> **What you should do**
Copy each line that contains the string "color".

> **Supplied records**
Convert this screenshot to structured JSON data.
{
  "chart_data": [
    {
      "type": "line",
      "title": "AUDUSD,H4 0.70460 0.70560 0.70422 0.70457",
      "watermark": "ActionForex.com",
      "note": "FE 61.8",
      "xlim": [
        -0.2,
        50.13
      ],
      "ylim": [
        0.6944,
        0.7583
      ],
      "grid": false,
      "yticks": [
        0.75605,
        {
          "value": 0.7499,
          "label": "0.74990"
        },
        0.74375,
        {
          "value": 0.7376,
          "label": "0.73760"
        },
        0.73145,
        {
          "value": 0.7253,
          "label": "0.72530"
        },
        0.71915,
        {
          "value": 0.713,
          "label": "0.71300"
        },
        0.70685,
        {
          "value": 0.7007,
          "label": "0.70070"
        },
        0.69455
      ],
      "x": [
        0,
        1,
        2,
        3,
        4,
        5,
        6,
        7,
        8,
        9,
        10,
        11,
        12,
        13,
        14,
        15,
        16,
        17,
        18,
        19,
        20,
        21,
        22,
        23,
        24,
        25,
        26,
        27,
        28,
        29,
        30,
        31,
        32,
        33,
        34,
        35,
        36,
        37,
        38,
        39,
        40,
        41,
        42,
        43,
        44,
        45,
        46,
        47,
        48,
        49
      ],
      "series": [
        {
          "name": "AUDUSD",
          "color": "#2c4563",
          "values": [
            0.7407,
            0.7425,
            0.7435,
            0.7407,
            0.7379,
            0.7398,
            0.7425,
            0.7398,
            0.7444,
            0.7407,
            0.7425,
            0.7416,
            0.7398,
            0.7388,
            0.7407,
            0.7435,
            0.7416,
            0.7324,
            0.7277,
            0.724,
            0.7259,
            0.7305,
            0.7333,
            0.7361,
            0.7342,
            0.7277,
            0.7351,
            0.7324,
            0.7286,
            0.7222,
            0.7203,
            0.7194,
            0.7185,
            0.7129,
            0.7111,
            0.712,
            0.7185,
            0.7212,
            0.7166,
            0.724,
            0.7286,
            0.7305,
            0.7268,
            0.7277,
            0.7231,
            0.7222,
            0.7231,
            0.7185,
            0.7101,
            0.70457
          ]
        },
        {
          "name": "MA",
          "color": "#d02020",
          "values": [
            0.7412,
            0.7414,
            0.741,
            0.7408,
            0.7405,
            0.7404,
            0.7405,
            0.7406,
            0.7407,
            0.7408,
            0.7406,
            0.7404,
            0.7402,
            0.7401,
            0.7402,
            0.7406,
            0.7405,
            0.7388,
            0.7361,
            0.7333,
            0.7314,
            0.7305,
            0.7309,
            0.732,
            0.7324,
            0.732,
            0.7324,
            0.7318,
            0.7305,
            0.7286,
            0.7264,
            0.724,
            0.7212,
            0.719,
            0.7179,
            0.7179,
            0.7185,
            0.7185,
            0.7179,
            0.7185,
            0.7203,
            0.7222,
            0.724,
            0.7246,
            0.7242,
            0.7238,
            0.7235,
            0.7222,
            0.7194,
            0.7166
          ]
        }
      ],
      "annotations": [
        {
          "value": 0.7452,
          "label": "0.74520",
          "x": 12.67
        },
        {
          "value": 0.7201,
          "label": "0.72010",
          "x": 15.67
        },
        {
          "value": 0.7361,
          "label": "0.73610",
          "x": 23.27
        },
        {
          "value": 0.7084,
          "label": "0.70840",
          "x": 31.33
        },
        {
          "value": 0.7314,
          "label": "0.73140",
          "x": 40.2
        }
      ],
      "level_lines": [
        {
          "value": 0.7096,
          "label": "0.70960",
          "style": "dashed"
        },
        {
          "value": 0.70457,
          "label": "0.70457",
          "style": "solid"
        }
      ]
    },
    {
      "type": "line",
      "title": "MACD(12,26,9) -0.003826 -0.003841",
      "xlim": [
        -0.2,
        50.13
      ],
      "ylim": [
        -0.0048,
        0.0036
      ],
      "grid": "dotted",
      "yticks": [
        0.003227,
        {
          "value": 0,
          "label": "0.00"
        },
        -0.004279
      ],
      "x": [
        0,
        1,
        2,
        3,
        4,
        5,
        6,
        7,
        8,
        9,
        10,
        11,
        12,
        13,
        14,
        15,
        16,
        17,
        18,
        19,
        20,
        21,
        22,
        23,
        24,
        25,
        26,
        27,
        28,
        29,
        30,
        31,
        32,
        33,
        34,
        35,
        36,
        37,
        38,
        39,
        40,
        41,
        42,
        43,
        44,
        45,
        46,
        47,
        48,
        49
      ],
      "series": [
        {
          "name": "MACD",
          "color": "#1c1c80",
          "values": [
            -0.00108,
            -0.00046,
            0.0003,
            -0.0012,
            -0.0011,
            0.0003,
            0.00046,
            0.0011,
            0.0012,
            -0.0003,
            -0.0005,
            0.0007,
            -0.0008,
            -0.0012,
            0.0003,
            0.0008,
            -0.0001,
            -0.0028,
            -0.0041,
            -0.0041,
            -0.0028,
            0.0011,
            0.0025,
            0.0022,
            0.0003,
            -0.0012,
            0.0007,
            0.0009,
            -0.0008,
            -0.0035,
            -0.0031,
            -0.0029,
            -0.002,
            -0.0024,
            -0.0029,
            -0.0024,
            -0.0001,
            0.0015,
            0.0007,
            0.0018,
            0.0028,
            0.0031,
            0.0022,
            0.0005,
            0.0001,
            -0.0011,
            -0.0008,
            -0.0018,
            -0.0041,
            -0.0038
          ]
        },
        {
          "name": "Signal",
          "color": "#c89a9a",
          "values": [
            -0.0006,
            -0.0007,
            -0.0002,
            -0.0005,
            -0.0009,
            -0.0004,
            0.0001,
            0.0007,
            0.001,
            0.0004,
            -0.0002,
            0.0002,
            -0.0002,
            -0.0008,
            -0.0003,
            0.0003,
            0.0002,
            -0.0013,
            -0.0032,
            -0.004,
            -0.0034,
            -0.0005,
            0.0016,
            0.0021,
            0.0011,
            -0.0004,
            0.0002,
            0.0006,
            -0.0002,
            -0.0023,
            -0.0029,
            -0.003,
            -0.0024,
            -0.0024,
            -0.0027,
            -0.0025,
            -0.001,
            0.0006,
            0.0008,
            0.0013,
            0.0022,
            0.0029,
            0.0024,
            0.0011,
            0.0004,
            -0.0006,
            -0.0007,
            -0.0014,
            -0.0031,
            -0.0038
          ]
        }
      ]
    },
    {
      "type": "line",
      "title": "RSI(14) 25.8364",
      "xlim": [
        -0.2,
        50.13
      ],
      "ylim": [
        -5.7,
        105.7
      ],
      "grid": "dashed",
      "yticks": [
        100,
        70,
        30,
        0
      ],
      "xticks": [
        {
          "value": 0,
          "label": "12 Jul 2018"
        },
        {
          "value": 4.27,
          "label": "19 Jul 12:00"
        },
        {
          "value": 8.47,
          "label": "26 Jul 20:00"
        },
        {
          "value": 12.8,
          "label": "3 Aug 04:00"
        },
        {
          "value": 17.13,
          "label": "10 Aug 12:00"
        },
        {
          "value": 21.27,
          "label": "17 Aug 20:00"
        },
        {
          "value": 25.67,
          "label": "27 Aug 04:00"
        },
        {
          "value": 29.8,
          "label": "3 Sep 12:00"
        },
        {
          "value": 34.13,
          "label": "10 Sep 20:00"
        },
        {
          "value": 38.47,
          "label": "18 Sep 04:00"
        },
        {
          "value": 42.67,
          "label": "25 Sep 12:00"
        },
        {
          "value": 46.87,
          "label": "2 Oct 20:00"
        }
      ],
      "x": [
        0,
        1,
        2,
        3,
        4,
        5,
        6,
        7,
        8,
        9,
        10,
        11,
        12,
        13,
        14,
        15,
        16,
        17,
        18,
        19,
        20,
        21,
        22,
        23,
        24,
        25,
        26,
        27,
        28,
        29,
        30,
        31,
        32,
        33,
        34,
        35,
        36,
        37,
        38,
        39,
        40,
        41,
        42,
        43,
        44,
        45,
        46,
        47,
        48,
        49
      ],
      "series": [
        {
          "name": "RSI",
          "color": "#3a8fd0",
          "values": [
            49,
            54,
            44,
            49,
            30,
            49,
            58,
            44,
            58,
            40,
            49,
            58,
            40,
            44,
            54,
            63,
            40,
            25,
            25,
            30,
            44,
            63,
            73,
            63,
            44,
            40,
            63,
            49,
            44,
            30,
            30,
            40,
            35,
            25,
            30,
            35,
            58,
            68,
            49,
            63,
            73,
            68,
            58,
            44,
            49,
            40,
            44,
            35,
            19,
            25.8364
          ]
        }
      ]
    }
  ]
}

> **The solution**
          "color": "#2c4563",
          "color": "#d02020",
          "color": "#1c1c80",
          "color": "#c89a9a",
          "color": "#3a8fd0",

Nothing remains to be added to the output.